Fr, 21. September 2018

Nach Deckeneinsturz:

31.01.2017 17:15

Klassenzimmer wurde 2010 generalsaniert

Der Deckeneinsturz in einem Klassenzimmer in der Montessori-Volksschule im Diakoniezentrum Harbach Montagabend dürfte auf morsche Holzträger zurückzuführen sein. Der Raum im denkmalgeschützten Teil des Klosters war erst 2010 für den Schulbetrieb generalsaniert und adaptiert worden.

"Es ist gar nicht auszudenken, wäre die Decke während des Unterrichts eingestürzt", ist Schuldirektorin Hemma Holler-Bucher auch am Tag danach schockiert. Es war Montagabend kurz nach 20 Uhr, als der Rauchmelder im Klassenzimmer anschlug. Doch es war kein Feuer, das den Alarm ausgelöst hatte, sondern der durch die herabfallenden Putzelemente aufgewirbelte Staub. "Die Feuerwehr hat den möglichen Verursacher, einen durch Schädlingsbefall morschen Holztram und gleich auch zwei weitere Balken entfernt", so Hansjörg Szepannek von der Diakonie, dem Betreiber der Schule.

Derzeit ist das Klassenzimmer natürlich nicht benutzbar, die 20 Schüler werden im Musikraum der Schule unterrichtet. Laut Statiker sind weitere Räumlichkeiten nicht betroffen. Vermutlich wird jetzt die gesamte Holzdecke - eine massive, tragende Betondecke liegt ja darüber - herausgerissen, um die Gefahr eines neuerlichen Einsturzes zu bannen. Das letzte Wort wird allerdings wohl das Denkmalamt haben, denn die Klasse liegt im denkmalgeschützten Teil des Klosters Harbach. Erst im Jahr 2010 war das Klassenzimmer für den Schulgebrauch generalsaniert worden - unter Aufsicht eines Statikers und Bausachverständigen.

= = = = =

* Arbeitsauftrag 1:
Beantworten Sie zum Bericht über den Deckeneinsturz folgende Fragen:
(a) In welchem Jahr wurde das Klassenzimmer generalsaniert?
(b) Was hat den Rauchmelder im Klassenzimmer ausgelöst?
(c) Wo werden die 20 Schüler derzeit unterrichtet?
* Arbeitsauftrag 2:
Schreiben Sie aus dem Bericht über den Deckeneinsturz den Abschnitt ab, der mit „31.01.2017 17:15“ beginnt und sich bis „und adaptiert worden.“ erstreckt.

* Gespeicherte Daten:

= = = = =

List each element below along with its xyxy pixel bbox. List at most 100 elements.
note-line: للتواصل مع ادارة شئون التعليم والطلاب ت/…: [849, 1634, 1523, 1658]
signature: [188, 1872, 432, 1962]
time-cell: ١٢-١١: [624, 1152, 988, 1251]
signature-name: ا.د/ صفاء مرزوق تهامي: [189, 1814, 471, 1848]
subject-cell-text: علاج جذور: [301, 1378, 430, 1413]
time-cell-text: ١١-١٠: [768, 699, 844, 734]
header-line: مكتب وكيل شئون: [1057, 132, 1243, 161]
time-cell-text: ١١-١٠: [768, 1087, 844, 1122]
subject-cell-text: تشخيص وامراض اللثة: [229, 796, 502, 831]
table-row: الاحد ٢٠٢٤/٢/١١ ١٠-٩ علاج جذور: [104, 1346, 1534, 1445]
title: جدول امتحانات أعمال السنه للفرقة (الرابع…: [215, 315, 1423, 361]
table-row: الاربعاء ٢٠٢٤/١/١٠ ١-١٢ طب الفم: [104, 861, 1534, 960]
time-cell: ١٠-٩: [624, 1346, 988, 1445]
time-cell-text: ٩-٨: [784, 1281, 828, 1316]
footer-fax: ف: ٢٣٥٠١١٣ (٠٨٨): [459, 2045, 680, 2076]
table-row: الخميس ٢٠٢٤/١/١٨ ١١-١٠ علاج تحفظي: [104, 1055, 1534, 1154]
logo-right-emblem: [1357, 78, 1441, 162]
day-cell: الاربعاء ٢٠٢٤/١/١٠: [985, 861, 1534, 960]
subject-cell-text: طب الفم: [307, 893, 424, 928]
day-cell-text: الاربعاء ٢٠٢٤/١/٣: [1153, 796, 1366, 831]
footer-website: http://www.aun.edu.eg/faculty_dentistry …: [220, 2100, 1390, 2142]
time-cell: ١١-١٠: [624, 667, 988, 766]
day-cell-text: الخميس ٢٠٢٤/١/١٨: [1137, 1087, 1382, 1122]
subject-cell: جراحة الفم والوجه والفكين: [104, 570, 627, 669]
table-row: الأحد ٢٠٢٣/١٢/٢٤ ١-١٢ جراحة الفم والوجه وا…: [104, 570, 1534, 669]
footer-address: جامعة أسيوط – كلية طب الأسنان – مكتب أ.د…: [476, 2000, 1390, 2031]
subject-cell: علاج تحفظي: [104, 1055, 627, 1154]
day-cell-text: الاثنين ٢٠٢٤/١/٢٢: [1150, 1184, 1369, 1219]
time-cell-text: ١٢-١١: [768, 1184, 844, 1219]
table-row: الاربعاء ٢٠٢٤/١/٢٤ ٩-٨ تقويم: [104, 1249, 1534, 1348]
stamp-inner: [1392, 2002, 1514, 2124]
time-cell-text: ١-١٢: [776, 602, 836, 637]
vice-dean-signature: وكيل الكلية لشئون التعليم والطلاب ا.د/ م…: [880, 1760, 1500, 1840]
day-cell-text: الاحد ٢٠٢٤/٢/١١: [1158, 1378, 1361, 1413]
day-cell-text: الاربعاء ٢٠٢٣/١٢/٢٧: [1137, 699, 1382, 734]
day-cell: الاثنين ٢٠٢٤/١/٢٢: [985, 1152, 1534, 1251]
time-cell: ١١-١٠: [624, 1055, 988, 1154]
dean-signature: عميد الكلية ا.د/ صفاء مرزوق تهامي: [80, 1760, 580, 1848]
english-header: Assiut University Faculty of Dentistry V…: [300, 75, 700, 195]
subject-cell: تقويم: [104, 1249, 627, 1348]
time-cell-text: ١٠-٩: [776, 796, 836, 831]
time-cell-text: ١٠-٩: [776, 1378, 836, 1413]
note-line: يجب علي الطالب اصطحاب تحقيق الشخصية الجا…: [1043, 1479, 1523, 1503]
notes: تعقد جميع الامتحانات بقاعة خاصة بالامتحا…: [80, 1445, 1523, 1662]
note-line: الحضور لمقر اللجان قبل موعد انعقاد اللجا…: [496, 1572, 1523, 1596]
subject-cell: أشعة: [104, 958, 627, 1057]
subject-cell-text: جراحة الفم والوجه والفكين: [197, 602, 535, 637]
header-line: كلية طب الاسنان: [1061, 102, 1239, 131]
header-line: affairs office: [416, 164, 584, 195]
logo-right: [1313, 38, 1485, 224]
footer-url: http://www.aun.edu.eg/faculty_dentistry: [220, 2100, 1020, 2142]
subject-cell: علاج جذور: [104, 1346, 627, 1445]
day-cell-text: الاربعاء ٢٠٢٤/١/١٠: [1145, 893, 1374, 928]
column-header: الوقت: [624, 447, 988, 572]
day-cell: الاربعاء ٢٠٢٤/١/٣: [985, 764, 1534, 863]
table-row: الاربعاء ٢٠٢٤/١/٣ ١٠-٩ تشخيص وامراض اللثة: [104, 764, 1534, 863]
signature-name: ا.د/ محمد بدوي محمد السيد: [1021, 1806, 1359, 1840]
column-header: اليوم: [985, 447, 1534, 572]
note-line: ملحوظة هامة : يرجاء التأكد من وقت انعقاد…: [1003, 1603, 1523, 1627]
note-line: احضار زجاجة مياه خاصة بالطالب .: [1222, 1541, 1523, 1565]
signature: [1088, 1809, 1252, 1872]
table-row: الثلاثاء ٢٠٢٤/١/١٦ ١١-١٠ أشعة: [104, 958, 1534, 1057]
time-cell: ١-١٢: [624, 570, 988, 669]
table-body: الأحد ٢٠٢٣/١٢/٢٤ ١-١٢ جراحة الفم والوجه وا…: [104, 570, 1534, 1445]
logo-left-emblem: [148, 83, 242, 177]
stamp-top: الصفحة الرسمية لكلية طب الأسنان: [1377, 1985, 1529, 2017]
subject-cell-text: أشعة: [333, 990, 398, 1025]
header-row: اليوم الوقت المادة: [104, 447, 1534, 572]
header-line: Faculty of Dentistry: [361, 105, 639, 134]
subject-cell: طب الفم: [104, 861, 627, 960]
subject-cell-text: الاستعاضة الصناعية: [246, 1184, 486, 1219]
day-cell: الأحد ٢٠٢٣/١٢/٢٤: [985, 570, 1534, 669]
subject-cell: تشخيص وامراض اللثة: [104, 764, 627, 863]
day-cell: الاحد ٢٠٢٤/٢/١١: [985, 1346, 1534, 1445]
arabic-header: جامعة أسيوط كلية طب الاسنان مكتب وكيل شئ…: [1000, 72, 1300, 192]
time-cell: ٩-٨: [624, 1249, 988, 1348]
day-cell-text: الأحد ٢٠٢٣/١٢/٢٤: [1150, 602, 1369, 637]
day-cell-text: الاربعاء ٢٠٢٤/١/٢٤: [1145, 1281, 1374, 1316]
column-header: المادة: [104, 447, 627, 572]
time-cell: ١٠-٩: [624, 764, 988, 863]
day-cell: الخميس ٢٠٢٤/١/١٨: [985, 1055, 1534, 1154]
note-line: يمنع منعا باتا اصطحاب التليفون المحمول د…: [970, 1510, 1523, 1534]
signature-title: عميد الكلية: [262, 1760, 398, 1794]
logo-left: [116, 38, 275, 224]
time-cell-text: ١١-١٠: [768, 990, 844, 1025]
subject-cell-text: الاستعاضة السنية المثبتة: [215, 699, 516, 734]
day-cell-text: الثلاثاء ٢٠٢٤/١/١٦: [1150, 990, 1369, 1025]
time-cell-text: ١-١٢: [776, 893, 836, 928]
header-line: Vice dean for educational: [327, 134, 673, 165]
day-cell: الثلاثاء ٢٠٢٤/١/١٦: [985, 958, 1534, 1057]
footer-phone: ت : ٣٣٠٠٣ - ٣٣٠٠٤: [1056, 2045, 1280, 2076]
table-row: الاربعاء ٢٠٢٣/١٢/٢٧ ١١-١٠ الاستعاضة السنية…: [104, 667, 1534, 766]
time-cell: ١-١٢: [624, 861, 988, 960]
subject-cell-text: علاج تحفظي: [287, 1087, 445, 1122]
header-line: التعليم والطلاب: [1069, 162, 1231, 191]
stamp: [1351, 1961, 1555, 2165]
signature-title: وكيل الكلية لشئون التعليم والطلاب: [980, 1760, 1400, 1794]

= = = = =

* Lösung 1:
(a) 2010
(b) Der durch die herabfallenden Putzelemente aufgewirbelte Staub
(c) Im Musikraum der Schule

* Lösung 2:
31.01.2017 17:15

Klassenzimmer wurde 2010 generalsaniert

Der Deckeneinsturz in einem Klassenzimmer in der Montessori-Volksschule im Diakoniezentrum Harbach Montagabend dürfte auf morsche Holzträger zurückzuführen sein. Der Raum im denkmalgeschützten Teil des Klosters war erst 2010 für den Schulbetrieb generalsaniert und adaptiert worden.